# [Items from a dataset]
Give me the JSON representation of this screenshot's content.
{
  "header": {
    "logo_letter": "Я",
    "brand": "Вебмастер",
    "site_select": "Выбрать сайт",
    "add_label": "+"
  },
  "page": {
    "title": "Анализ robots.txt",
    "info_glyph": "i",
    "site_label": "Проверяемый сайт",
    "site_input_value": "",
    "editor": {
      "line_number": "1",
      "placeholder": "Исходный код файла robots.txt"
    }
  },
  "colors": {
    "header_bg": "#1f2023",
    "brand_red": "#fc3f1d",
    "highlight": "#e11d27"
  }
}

==

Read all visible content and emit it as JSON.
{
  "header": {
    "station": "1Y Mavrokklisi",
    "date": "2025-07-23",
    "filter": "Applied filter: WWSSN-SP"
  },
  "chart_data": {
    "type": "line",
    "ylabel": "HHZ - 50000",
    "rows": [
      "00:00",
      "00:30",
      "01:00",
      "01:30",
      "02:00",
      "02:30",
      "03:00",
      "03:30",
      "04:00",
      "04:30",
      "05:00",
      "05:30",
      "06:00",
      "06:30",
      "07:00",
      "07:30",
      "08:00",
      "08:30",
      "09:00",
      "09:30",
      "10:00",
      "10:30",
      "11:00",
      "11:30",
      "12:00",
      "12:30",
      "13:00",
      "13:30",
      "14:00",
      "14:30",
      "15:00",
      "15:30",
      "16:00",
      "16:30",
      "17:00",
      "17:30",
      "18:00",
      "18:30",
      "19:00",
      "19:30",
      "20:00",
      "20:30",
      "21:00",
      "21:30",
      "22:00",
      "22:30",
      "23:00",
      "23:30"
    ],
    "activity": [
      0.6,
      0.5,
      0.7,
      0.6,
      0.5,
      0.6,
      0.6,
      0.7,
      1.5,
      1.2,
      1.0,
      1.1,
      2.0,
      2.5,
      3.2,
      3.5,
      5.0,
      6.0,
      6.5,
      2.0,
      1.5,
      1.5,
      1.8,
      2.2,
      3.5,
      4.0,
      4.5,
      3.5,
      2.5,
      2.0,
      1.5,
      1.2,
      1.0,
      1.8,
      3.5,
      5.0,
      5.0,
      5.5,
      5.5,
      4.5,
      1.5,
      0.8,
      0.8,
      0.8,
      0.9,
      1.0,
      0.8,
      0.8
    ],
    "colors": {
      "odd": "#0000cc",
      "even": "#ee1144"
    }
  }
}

--

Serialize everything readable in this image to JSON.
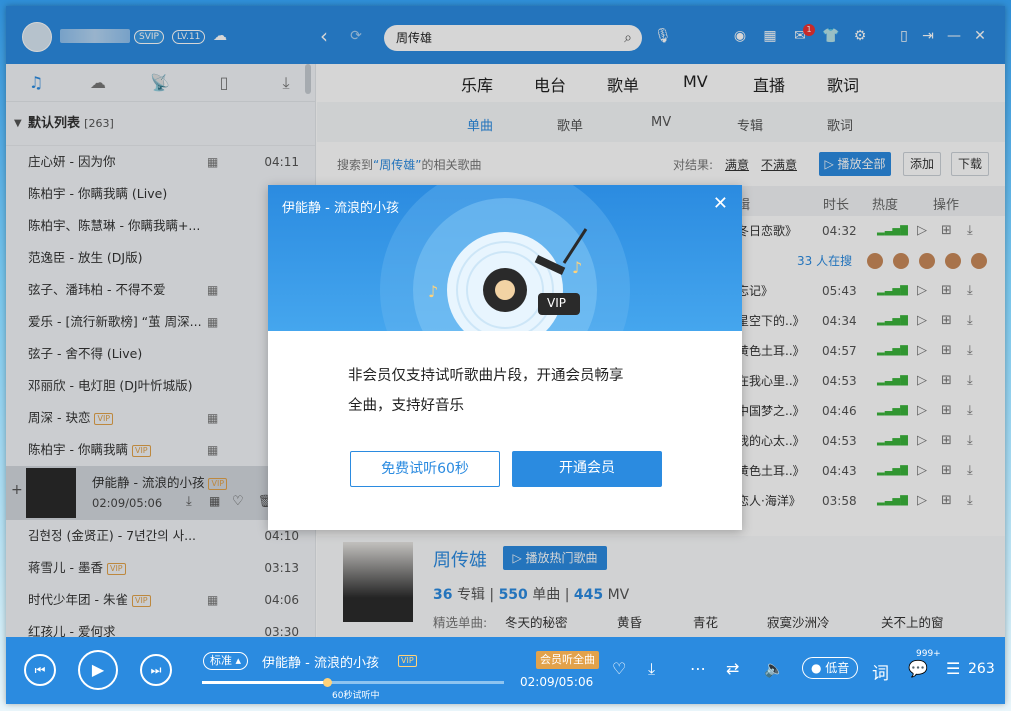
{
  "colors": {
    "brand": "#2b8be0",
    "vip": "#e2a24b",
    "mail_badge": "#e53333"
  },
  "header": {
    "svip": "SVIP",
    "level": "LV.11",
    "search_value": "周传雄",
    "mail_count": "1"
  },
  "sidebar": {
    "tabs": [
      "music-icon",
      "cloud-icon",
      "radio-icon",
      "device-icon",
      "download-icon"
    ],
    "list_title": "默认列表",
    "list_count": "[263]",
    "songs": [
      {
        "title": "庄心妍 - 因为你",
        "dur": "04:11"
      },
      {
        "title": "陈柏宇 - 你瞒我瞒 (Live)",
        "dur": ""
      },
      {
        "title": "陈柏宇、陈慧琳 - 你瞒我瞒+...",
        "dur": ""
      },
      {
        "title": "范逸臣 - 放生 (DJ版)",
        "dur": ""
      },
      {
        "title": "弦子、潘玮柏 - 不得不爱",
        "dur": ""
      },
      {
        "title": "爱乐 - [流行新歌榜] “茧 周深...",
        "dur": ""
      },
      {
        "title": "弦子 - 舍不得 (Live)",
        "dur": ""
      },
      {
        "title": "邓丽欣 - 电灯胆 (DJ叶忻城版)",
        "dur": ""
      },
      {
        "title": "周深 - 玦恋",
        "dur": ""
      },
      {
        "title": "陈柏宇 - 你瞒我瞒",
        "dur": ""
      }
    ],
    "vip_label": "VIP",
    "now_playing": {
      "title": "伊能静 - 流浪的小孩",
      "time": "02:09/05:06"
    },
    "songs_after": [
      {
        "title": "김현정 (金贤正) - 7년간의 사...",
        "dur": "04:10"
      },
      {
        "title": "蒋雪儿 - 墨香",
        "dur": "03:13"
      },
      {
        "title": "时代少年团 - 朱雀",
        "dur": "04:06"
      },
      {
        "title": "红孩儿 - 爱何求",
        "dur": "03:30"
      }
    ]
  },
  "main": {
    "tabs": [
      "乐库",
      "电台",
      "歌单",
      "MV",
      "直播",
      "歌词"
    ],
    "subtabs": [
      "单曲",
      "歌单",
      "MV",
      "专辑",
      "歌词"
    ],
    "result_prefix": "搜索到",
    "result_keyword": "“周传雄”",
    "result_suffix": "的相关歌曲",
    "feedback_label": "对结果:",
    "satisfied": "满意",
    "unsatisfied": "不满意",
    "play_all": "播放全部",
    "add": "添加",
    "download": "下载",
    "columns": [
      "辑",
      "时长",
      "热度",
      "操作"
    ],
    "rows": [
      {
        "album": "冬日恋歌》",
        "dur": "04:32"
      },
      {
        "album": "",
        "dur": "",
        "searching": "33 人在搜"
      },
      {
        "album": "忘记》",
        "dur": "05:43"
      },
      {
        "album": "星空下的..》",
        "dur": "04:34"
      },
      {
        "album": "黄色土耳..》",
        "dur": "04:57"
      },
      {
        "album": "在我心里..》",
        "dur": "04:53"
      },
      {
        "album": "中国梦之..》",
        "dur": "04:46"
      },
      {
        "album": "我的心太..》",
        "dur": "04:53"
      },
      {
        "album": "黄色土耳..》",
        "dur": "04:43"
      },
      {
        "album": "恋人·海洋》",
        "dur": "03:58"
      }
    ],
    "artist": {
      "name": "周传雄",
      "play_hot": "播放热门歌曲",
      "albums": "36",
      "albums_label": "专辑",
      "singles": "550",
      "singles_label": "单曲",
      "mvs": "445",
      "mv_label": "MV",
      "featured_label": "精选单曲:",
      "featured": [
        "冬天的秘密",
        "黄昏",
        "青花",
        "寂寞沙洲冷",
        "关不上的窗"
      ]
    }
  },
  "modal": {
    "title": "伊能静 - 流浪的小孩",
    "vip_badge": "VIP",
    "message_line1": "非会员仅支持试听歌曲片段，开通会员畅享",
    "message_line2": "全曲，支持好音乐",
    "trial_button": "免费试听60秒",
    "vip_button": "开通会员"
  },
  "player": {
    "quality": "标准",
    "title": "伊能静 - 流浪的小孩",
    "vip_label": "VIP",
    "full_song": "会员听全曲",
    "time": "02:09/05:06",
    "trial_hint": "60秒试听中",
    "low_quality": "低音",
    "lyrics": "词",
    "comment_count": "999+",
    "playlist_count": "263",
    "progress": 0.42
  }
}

# [Work to complete]
In the records above, find the lines containing "robots" and copy them.

# [Solved problem]
    "title": "Анализ robots.txt",
      "placeholder": "Исходный код файла robots.txt"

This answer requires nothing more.